→ **Exercise**
Leave the pictures out and transcribe every record exactly.

→ **Extracted information**
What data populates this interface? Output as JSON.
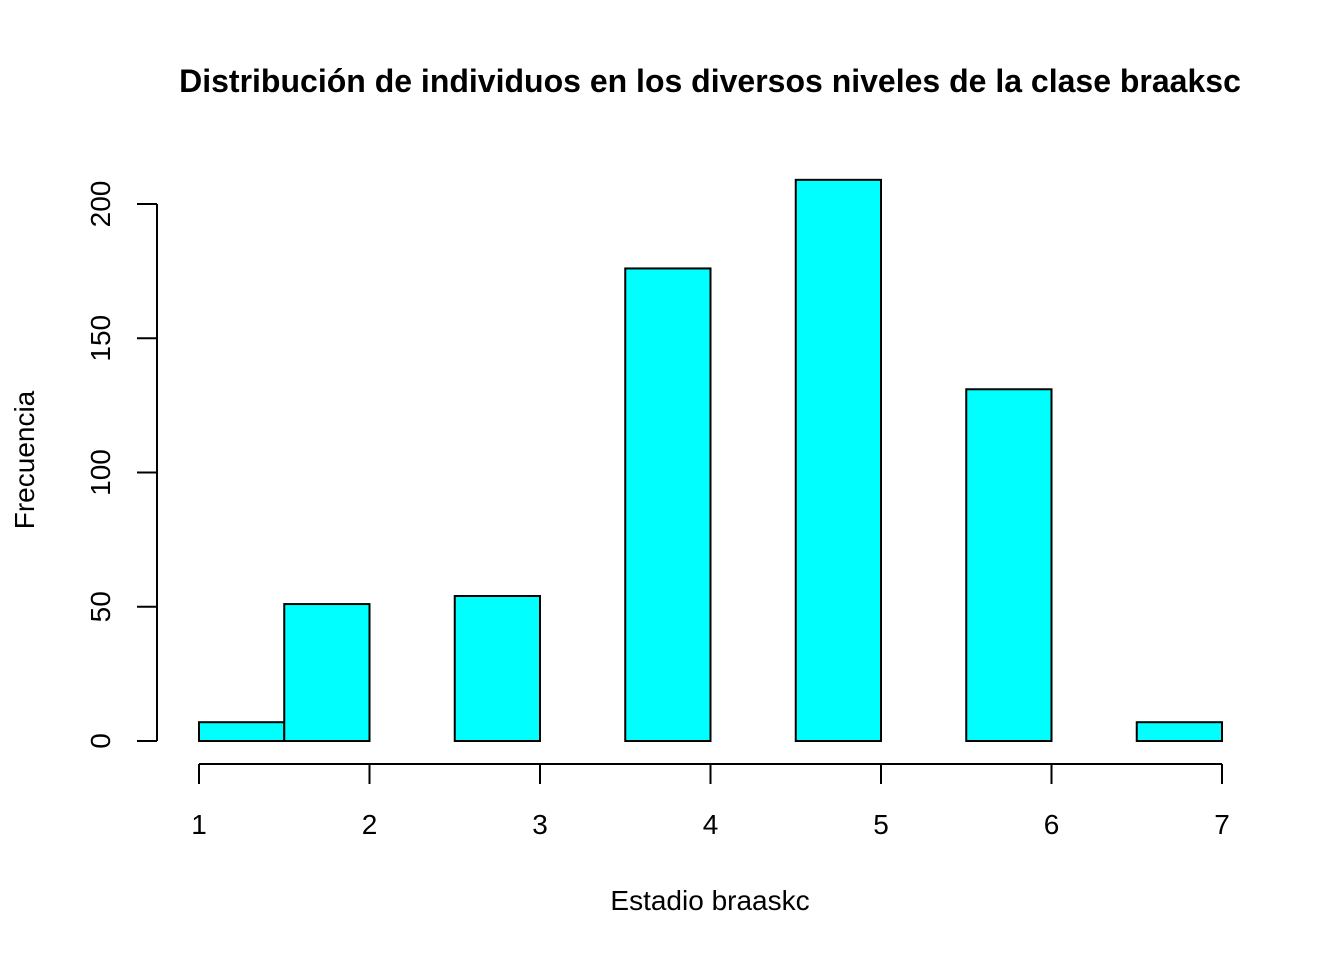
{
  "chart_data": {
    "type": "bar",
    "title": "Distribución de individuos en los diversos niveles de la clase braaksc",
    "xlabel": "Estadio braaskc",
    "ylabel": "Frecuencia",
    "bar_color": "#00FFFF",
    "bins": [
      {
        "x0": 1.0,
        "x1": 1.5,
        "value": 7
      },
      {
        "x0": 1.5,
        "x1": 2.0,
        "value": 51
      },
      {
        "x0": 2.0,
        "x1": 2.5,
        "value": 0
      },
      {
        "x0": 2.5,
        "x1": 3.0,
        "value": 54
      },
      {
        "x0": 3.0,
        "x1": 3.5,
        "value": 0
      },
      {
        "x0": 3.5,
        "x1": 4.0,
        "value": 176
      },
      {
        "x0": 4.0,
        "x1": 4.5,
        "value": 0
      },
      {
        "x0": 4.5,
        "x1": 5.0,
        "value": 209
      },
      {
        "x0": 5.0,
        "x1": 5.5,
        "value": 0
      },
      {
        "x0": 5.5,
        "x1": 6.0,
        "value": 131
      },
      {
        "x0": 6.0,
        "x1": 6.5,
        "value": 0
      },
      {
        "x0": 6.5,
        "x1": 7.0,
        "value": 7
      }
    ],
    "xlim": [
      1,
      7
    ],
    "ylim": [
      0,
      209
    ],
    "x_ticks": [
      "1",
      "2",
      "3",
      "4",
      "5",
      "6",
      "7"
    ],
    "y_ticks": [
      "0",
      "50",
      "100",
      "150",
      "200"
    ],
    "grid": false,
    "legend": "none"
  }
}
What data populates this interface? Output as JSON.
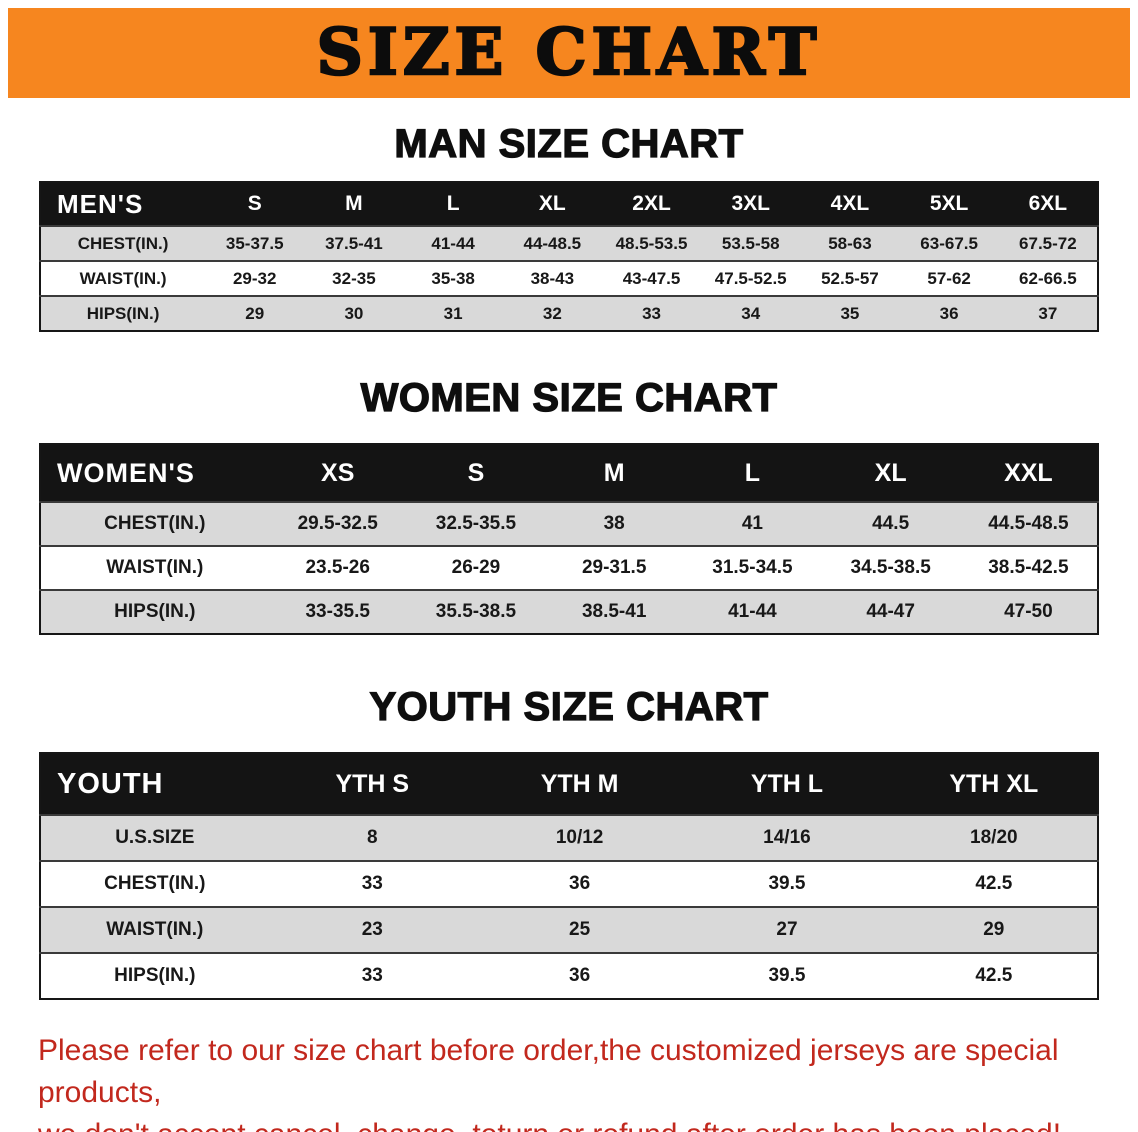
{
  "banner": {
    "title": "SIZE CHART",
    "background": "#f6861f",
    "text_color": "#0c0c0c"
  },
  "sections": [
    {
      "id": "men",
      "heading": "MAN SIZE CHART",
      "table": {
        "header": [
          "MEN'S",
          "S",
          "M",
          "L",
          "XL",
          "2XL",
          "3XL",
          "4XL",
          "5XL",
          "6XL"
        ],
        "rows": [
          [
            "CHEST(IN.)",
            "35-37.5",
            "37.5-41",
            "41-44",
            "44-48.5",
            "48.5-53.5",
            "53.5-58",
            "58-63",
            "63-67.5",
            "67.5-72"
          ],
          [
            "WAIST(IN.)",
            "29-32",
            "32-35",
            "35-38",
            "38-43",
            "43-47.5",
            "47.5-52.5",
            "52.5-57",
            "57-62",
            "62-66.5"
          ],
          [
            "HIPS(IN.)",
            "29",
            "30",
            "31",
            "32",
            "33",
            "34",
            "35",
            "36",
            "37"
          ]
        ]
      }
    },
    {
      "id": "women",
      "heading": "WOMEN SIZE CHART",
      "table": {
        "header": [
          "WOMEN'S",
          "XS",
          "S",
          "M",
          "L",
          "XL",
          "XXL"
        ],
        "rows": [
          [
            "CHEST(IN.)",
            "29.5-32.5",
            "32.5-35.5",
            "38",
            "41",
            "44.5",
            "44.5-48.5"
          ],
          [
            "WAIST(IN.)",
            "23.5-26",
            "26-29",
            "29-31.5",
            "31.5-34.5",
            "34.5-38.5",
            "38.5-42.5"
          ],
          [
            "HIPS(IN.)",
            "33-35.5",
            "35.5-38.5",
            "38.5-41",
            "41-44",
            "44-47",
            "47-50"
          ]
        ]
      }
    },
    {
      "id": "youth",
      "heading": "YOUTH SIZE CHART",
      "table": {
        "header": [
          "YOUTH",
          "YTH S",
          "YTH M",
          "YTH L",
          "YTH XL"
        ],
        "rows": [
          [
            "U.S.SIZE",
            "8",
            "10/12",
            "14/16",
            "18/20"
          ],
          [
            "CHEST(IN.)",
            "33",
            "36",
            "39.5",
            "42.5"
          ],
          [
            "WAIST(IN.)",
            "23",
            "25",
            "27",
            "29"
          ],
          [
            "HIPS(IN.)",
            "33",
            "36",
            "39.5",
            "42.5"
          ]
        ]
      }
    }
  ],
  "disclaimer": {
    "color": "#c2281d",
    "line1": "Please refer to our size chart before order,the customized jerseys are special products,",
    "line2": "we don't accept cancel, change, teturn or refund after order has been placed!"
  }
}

→ **Finished exercise**
What data populates this interface? Output as JSON.
{
  "chart_data": {
    "type": "bar",
    "title": "Distribución de individuos en los diversos niveles de la clase braaksc",
    "xlabel": "Estadio braaskc",
    "ylabel": "Frecuencia",
    "bar_color": "#00FFFF",
    "bins": [
      {
        "x0": 1.0,
        "x1": 1.5,
        "value": 7
      },
      {
        "x0": 1.5,
        "x1": 2.0,
        "value": 51
      },
      {
        "x0": 2.0,
        "x1": 2.5,
        "value": 0
      },
      {
        "x0": 2.5,
        "x1": 3.0,
        "value": 54
      },
      {
        "x0": 3.0,
        "x1": 3.5,
        "value": 0
      },
      {
        "x0": 3.5,
        "x1": 4.0,
        "value": 176
      },
      {
        "x0": 4.0,
        "x1": 4.5,
        "value": 0
      },
      {
        "x0": 4.5,
        "x1": 5.0,
        "value": 209
      },
      {
        "x0": 5.0,
        "x1": 5.5,
        "value": 0
      },
      {
        "x0": 5.5,
        "x1": 6.0,
        "value": 131
      },
      {
        "x0": 6.0,
        "x1": 6.5,
        "value": 0
      },
      {
        "x0": 6.5,
        "x1": 7.0,
        "value": 7
      }
    ],
    "xlim": [
      1,
      7
    ],
    "ylim": [
      0,
      209
    ],
    "x_ticks": [
      "1",
      "2",
      "3",
      "4",
      "5",
      "6",
      "7"
    ],
    "y_ticks": [
      "0",
      "50",
      "100",
      "150",
      "200"
    ],
    "grid": false,
    "legend": "none"
  }
}
What data populates this interface? Output as JSON.
{
  "banner": {
    "title": "SIZE CHART",
    "background": "#f6861f",
    "text_color": "#0c0c0c"
  },
  "sections": [
    {
      "id": "men",
      "heading": "MAN SIZE CHART",
      "table": {
        "header": [
          "MEN'S",
          "S",
          "M",
          "L",
          "XL",
          "2XL",
          "3XL",
          "4XL",
          "5XL",
          "6XL"
        ],
        "rows": [
          [
            "CHEST(IN.)",
            "35-37.5",
            "37.5-41",
            "41-44",
            "44-48.5",
            "48.5-53.5",
            "53.5-58",
            "58-63",
            "63-67.5",
            "67.5-72"
          ],
          [
            "WAIST(IN.)",
            "29-32",
            "32-35",
            "35-38",
            "38-43",
            "43-47.5",
            "47.5-52.5",
            "52.5-57",
            "57-62",
            "62-66.5"
          ],
          [
            "HIPS(IN.)",
            "29",
            "30",
            "31",
            "32",
            "33",
            "34",
            "35",
            "36",
            "37"
          ]
        ]
      }
    },
    {
      "id": "women",
      "heading": "WOMEN SIZE CHART",
      "table": {
        "header": [
          "WOMEN'S",
          "XS",
          "S",
          "M",
          "L",
          "XL",
          "XXL"
        ],
        "rows": [
          [
            "CHEST(IN.)",
            "29.5-32.5",
            "32.5-35.5",
            "38",
            "41",
            "44.5",
            "44.5-48.5"
          ],
          [
            "WAIST(IN.)",
            "23.5-26",
            "26-29",
            "29-31.5",
            "31.5-34.5",
            "34.5-38.5",
            "38.5-42.5"
          ],
          [
            "HIPS(IN.)",
            "33-35.5",
            "35.5-38.5",
            "38.5-41",
            "41-44",
            "44-47",
            "47-50"
          ]
        ]
      }
    },
    {
      "id": "youth",
      "heading": "YOUTH SIZE CHART",
      "table": {
        "header": [
          "YOUTH",
          "YTH S",
          "YTH M",
          "YTH L",
          "YTH XL"
        ],
        "rows": [
          [
            "U.S.SIZE",
            "8",
            "10/12",
            "14/16",
            "18/20"
          ],
          [
            "CHEST(IN.)",
            "33",
            "36",
            "39.5",
            "42.5"
          ],
          [
            "WAIST(IN.)",
            "23",
            "25",
            "27",
            "29"
          ],
          [
            "HIPS(IN.)",
            "33",
            "36",
            "39.5",
            "42.5"
          ]
        ]
      }
    }
  ],
  "disclaimer": {
    "color": "#c2281d",
    "line1": "Please refer to our size chart before order,the customized jerseys are special products,",
    "line2": "we don't accept cancel, change, teturn or refund after order has been placed!"
  }
}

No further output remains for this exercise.